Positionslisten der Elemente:
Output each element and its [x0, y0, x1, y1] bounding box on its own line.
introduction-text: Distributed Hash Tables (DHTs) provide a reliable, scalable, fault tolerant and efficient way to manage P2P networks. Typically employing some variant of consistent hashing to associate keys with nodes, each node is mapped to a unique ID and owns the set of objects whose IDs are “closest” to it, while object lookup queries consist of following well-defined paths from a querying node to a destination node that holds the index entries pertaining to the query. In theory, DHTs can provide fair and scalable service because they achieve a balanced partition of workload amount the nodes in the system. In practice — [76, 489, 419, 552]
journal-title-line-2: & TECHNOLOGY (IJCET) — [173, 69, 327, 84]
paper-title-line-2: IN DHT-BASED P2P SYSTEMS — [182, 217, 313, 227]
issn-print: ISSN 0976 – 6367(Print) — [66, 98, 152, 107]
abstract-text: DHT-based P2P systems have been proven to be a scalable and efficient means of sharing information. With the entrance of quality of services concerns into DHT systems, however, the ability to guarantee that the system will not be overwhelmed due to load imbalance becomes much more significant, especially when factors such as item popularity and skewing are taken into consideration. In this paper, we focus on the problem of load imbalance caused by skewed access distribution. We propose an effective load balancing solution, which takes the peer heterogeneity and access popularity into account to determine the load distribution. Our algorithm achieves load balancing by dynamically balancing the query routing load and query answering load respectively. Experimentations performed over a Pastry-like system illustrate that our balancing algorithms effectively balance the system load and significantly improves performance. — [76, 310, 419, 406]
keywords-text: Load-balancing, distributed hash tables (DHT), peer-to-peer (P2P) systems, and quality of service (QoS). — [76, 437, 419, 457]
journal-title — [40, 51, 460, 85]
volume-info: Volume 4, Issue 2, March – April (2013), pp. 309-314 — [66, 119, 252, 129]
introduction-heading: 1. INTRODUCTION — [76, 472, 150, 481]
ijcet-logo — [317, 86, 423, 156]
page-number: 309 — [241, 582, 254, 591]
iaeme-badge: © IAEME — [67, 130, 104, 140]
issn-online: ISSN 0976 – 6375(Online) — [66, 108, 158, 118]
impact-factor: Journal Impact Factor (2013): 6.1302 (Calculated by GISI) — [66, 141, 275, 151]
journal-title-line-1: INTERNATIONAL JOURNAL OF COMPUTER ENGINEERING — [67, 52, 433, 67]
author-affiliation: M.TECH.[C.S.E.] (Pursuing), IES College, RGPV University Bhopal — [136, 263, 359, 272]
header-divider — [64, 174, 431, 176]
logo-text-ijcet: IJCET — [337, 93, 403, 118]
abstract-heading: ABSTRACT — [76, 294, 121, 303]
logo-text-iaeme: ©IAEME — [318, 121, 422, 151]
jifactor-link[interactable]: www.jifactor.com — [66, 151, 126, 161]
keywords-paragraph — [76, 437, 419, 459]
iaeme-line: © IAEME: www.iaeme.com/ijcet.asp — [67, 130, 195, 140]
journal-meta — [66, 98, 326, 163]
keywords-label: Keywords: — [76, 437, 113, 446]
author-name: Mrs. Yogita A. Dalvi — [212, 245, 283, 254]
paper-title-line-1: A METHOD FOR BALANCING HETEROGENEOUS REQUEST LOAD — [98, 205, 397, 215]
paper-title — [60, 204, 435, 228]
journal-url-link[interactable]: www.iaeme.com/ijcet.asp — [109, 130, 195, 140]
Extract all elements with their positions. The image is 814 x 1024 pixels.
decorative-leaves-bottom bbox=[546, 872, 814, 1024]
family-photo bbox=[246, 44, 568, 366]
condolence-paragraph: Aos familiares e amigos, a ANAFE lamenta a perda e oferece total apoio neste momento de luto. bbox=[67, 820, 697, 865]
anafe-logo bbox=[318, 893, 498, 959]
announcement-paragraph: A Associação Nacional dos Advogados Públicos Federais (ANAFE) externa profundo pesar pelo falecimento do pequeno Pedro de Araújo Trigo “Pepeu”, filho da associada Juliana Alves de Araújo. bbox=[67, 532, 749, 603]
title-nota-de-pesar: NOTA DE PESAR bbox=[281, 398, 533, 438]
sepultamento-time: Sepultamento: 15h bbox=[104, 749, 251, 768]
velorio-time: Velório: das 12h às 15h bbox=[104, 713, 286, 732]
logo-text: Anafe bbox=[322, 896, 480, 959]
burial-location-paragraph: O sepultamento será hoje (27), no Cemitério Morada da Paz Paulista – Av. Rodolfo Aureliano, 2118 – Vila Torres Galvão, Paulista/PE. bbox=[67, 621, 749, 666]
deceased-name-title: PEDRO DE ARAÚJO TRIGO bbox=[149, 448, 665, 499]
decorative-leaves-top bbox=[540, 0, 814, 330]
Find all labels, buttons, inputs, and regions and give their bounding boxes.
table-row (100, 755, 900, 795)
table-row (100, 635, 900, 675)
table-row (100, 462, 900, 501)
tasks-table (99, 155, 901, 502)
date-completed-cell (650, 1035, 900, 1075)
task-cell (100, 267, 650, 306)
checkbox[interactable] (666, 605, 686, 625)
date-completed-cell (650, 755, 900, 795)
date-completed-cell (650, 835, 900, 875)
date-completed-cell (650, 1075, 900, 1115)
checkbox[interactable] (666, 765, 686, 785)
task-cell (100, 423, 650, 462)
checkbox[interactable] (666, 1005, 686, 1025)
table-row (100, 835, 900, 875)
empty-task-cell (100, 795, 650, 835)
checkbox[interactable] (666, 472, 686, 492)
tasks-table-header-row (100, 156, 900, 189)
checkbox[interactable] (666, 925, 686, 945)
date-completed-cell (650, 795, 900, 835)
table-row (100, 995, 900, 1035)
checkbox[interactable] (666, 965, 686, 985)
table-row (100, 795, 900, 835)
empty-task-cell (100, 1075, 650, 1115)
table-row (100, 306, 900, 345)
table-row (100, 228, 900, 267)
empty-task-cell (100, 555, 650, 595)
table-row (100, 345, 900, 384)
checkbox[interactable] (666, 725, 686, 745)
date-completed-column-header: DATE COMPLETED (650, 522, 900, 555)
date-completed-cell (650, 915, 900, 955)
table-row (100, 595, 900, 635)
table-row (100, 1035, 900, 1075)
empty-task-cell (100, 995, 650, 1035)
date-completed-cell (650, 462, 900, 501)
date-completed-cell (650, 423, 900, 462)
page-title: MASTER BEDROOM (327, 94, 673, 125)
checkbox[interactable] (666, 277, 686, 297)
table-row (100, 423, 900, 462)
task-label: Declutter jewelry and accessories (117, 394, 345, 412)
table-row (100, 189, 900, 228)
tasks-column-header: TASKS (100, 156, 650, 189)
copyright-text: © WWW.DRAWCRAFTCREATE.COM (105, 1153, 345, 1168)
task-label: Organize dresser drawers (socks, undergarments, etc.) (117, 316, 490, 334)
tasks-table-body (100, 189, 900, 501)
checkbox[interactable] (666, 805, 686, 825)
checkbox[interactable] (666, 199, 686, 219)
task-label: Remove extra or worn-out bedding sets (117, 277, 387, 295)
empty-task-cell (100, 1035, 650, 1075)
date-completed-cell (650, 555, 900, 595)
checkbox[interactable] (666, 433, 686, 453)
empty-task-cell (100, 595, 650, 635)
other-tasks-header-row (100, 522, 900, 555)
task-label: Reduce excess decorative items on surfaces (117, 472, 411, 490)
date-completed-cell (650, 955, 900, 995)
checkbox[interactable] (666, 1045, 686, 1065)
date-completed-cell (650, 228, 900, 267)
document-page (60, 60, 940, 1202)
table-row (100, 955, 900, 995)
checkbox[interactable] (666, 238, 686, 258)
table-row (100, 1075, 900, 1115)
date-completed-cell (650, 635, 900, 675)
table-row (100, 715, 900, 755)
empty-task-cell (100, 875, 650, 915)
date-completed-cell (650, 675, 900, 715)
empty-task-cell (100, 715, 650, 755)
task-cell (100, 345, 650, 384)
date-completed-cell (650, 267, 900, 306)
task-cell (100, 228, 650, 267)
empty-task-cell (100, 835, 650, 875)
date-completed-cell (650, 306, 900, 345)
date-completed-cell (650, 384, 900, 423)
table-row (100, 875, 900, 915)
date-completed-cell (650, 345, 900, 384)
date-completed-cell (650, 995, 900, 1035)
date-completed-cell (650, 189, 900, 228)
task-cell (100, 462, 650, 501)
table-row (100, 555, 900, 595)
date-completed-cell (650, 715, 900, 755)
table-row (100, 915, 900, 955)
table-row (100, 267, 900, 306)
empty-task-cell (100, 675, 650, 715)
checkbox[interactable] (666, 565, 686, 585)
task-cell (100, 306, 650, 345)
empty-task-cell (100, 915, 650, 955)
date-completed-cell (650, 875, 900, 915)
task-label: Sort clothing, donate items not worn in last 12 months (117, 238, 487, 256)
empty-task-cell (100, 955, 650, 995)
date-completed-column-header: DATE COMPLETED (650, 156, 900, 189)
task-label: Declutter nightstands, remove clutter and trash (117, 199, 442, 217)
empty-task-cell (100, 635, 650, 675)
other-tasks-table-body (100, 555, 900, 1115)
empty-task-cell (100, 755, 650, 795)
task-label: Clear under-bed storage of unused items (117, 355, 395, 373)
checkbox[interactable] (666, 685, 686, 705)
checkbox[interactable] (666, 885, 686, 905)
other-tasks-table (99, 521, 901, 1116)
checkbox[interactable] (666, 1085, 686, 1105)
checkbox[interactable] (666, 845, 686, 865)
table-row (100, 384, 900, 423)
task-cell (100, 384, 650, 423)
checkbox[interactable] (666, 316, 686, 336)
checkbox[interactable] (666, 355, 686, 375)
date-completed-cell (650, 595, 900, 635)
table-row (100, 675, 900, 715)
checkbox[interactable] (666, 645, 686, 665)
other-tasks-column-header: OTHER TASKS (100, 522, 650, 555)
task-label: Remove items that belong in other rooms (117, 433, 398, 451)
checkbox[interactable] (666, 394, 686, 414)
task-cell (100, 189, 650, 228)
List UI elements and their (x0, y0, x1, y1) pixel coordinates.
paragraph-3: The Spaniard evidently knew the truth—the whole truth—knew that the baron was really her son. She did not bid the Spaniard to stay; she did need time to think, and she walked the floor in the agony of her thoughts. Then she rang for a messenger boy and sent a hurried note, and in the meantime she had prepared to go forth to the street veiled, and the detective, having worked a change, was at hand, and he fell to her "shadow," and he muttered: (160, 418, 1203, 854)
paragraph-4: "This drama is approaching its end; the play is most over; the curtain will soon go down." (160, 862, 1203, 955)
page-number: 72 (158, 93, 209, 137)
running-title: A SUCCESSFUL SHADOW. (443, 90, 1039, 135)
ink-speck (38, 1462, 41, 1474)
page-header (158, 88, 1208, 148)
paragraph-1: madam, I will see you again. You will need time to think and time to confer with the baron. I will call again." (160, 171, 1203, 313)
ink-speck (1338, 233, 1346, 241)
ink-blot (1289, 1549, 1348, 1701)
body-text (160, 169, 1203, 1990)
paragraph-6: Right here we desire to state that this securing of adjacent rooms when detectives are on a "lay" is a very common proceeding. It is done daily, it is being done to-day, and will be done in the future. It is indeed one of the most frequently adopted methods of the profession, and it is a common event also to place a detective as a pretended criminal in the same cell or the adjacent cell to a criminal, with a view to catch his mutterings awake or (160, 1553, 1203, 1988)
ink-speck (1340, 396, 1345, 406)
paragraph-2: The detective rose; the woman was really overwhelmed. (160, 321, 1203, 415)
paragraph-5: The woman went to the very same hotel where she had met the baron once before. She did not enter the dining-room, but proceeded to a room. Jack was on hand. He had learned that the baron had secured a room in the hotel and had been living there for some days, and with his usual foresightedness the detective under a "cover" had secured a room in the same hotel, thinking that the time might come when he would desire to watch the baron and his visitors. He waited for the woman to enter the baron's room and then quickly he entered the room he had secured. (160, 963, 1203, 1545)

**Aufgabe**
Ändere im Abschnitt vom Anfang der Einträge bis einschließlich der Zeile mit "issn-print: ISSN 0976" "TECHNOLOGY" zu "SCIENCE". Gib nur diese Zeilen wieder, sonst unverändert.

**Vollständige Antwort**
Output each element and its [x0, y0, x1, y1] bounding box on its own line.
introduction-text: Distributed Hash Tables (DHTs) provide a reliable, scalable, fault tolerant and efficient way to manage P2P networks. Typically employing some variant of consistent hashing to associate keys with nodes, each node is mapped to a unique ID and owns the set of objects whose IDs are “closest” to it, while object lookup queries consist of following well-defined paths from a querying node to a destination node that holds the index entries pertaining to the query. In theory, DHTs can provide fair and scalable service because they achieve a balanced partition of workload amount the nodes in the system. In practice — [76, 489, 419, 552]
journal-title-line-2: & SCIENCE (IJCET) — [173, 69, 327, 84]
paper-title-line-2: IN DHT-BASED P2P SYSTEMS — [182, 217, 313, 227]
issn-print: ISSN 0976 – 6367(Print) — [66, 98, 152, 107]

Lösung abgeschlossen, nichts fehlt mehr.